[Start Given data]
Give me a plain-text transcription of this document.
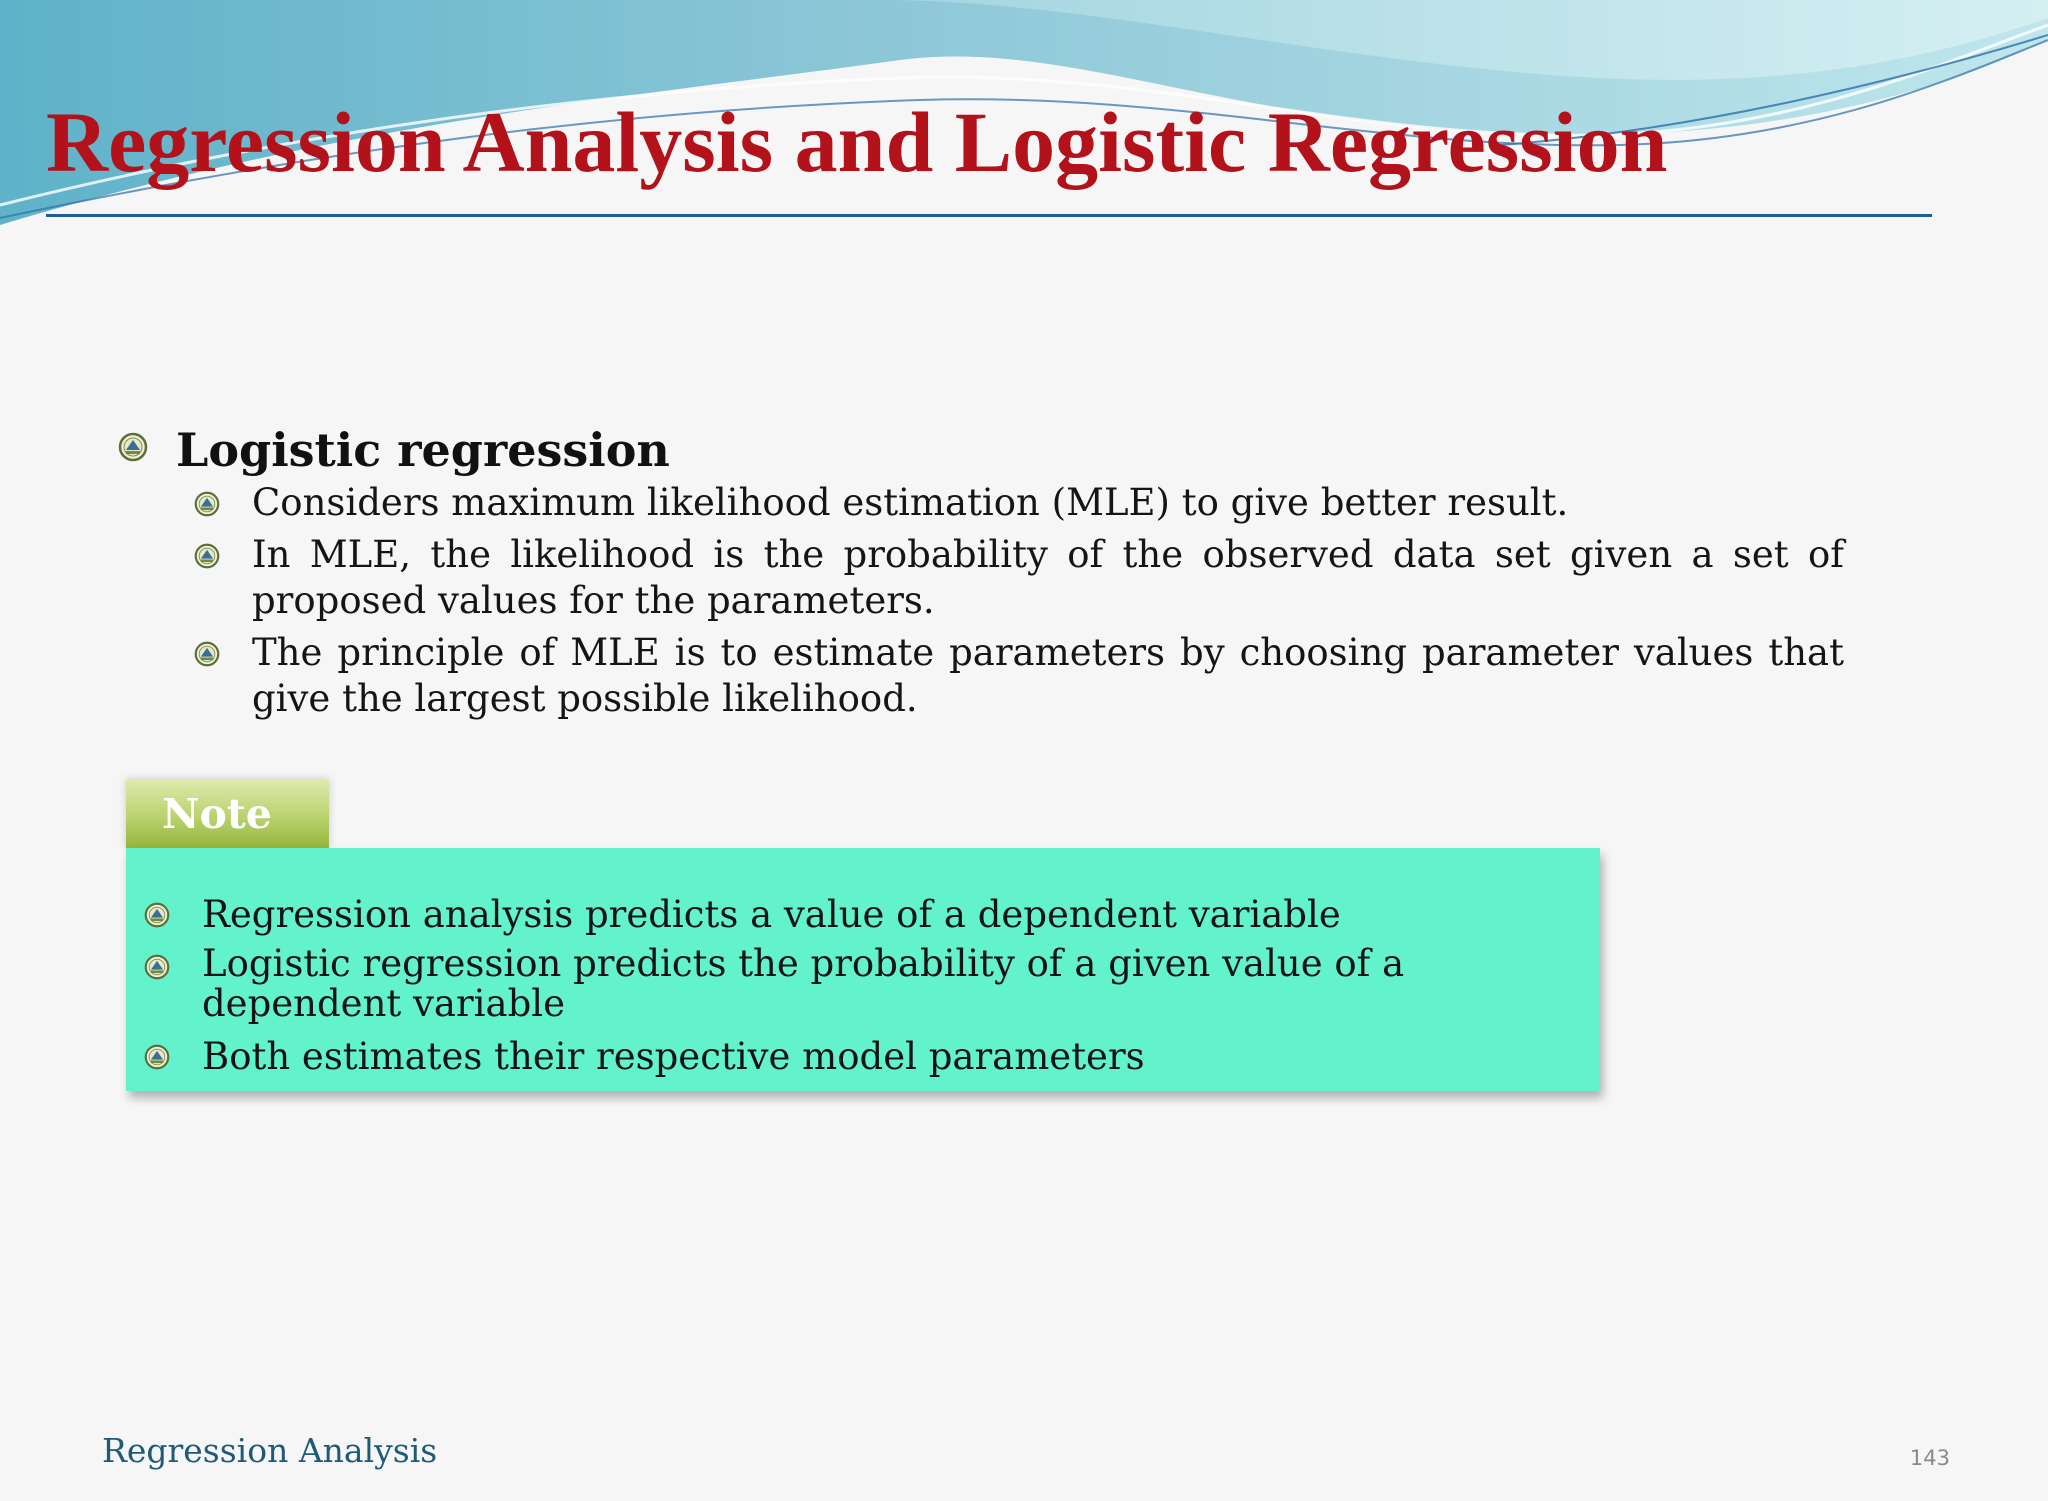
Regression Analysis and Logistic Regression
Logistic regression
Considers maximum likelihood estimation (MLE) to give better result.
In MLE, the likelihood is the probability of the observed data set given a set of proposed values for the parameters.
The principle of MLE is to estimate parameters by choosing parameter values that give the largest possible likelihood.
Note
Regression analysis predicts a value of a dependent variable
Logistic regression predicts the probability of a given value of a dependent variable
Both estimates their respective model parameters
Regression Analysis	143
[End Given data]
[Start Given data]
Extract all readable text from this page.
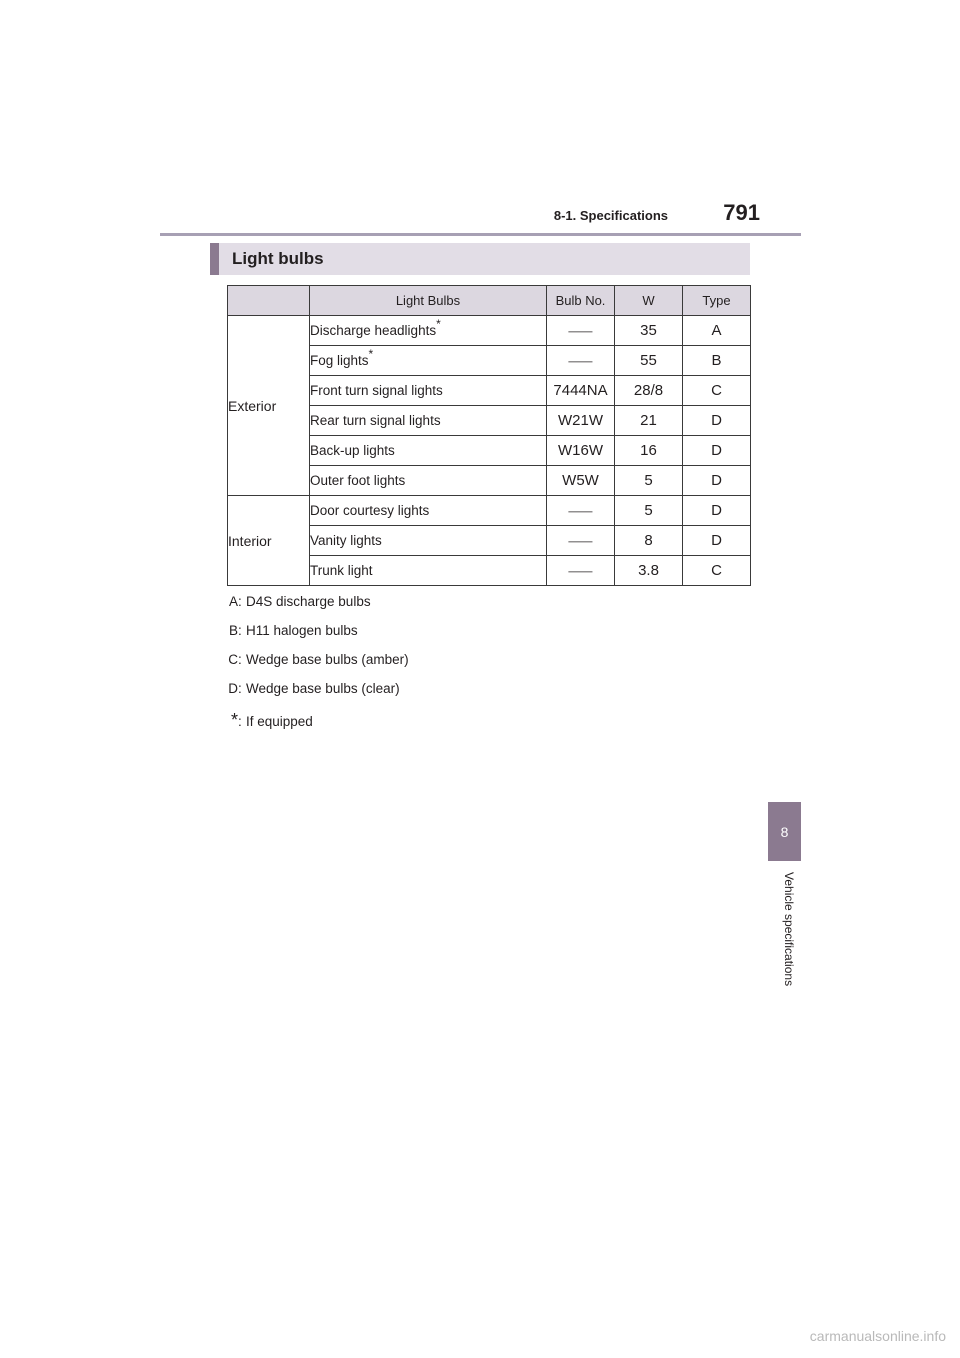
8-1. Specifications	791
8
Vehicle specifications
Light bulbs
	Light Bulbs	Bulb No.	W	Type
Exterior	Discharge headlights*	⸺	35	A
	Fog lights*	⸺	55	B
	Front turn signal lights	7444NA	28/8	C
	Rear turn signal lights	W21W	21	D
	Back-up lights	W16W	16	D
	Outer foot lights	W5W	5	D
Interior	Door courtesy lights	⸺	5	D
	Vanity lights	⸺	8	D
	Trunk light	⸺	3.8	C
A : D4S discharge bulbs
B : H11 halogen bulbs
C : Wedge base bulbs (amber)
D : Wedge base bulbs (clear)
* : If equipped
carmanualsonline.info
[End Given data]
[Start Given data]
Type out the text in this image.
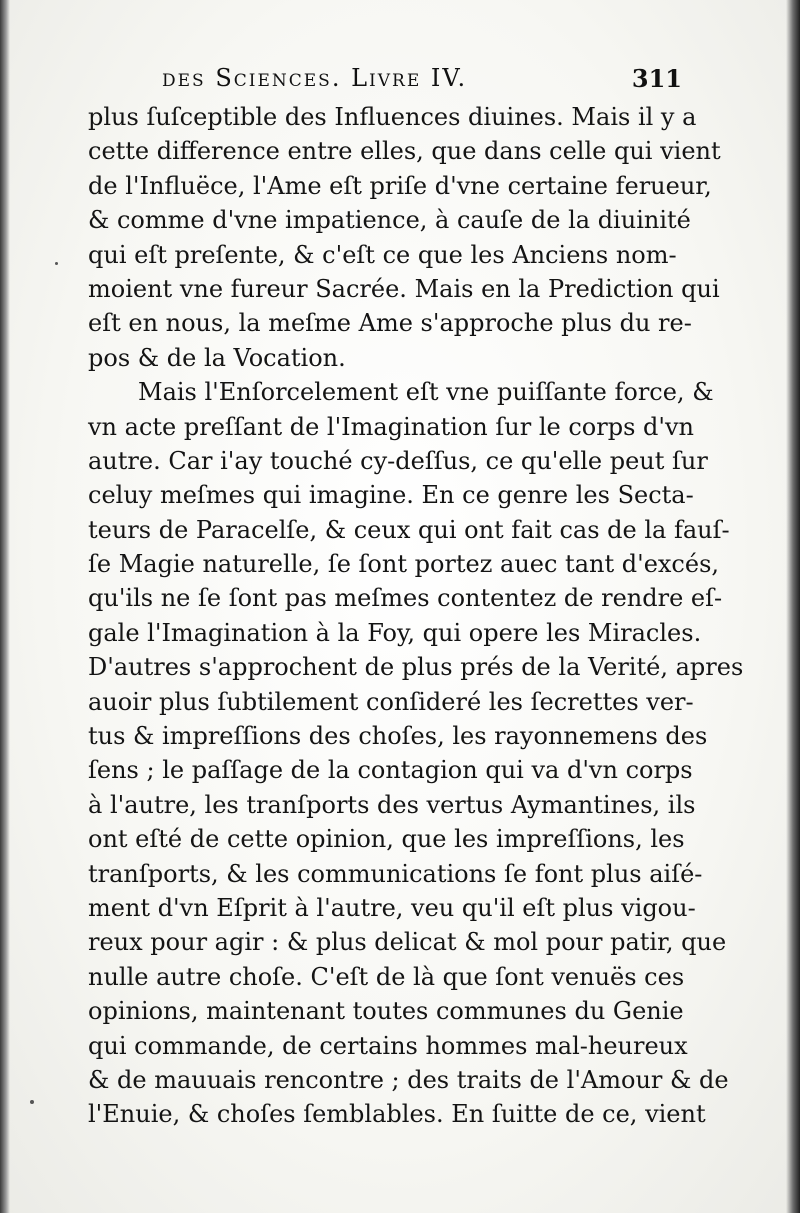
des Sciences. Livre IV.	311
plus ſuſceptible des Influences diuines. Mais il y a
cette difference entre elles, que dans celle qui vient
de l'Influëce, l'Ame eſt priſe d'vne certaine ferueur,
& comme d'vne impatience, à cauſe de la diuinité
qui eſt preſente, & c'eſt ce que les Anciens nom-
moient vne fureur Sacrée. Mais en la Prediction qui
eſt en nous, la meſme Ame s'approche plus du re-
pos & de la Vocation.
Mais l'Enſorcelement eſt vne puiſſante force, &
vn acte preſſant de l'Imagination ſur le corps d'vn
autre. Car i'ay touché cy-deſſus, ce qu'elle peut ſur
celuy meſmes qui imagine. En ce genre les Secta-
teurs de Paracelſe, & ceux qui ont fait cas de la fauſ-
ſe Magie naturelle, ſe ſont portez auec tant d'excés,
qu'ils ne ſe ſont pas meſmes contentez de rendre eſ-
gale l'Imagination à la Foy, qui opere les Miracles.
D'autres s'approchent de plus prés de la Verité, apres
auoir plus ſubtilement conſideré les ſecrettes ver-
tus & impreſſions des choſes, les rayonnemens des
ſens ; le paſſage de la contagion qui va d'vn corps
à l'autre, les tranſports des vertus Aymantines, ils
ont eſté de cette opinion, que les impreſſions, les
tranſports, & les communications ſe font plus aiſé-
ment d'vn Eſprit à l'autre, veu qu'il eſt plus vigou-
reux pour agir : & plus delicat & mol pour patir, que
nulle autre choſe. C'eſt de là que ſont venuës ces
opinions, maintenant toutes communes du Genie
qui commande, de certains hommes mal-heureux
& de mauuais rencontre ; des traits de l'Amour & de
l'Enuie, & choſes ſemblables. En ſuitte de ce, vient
[End Given data]
The request: Find and copy each line above that includes the string "dependent".

Answer to this problem:
Regression analysis predicts a value of a dependent variable
Logistic regression predicts the probability of a given value of a dependent variable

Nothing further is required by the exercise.